----- Record list

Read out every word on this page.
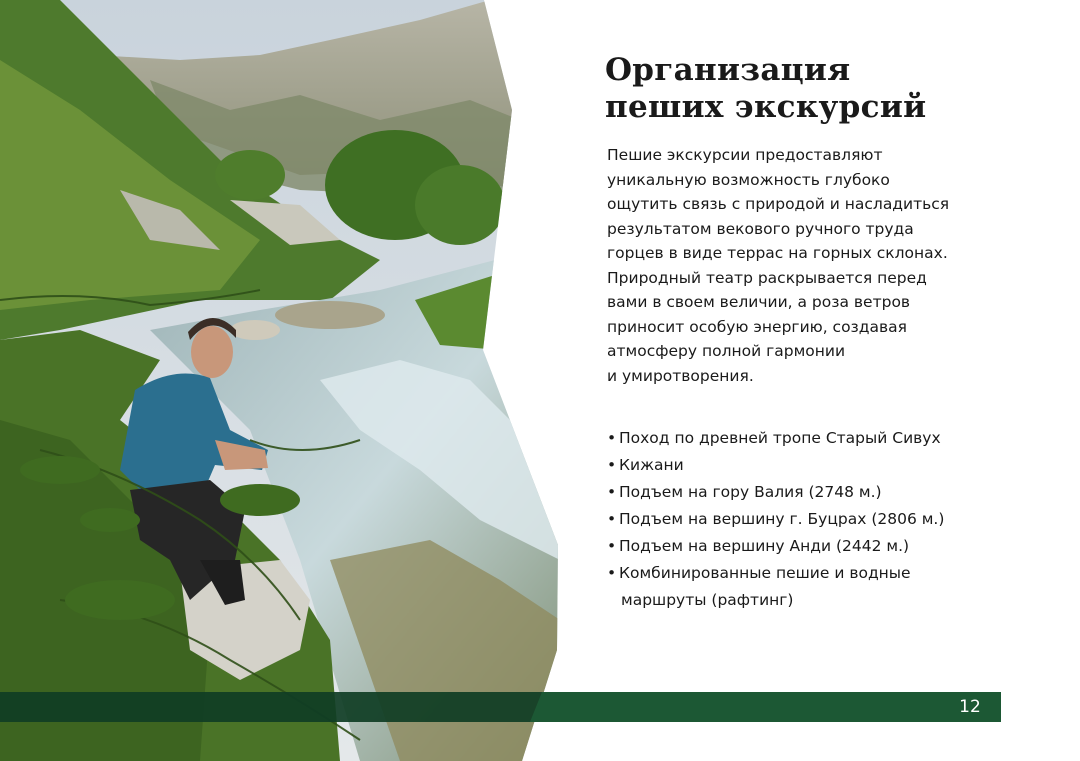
Организация
пеших экскурсий

Пешие экскурсии предоставляют
уникальную возможность глубоко
ощутить связь с природой и насладиться
результатом векового ручного труда
горцев в виде террас на горных склонах.
Природный театр раскрывается перед
вами в своем величии, а роза ветров
приносит особую энергию, создавая
атмосферу полной гармонии
и умиротворения.

• Поход по древней тропе Старый Сивух
• Кижани
• Подъем на гору Валия (2748 м.)
• Подъем на вершину г. Буцрах (2806 м.)
• Подъем на вершину Анди (2442 м.)
• Комбинированные пешие и водные
маршруты (рафтинг)
12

----------

Task directions: The records above need to be given again exactly. Omit the pictures.

Result:
Read out every word on this page.
Организация
пеших экскурсий

Пешие экскурсии предоставляют
уникальную возможность глубоко
ощутить связь с природой и насладиться
результатом векового ручного труда
горцев в виде террас на горных склонах.
Природный театр раскрывается перед
вами в своем величии, а роза ветров
приносит особую энергию, создавая
атмосферу полной гармонии
и умиротворения.

• Поход по древней тропе Старый Сивух
• Кижани
• Подъем на гору Валия (2748 м.)
• Подъем на вершину г. Буцрах (2806 м.)
• Подъем на вершину Анди (2442 м.)
• Комбинированные пешие и водные
маршруты (рафтинг)
12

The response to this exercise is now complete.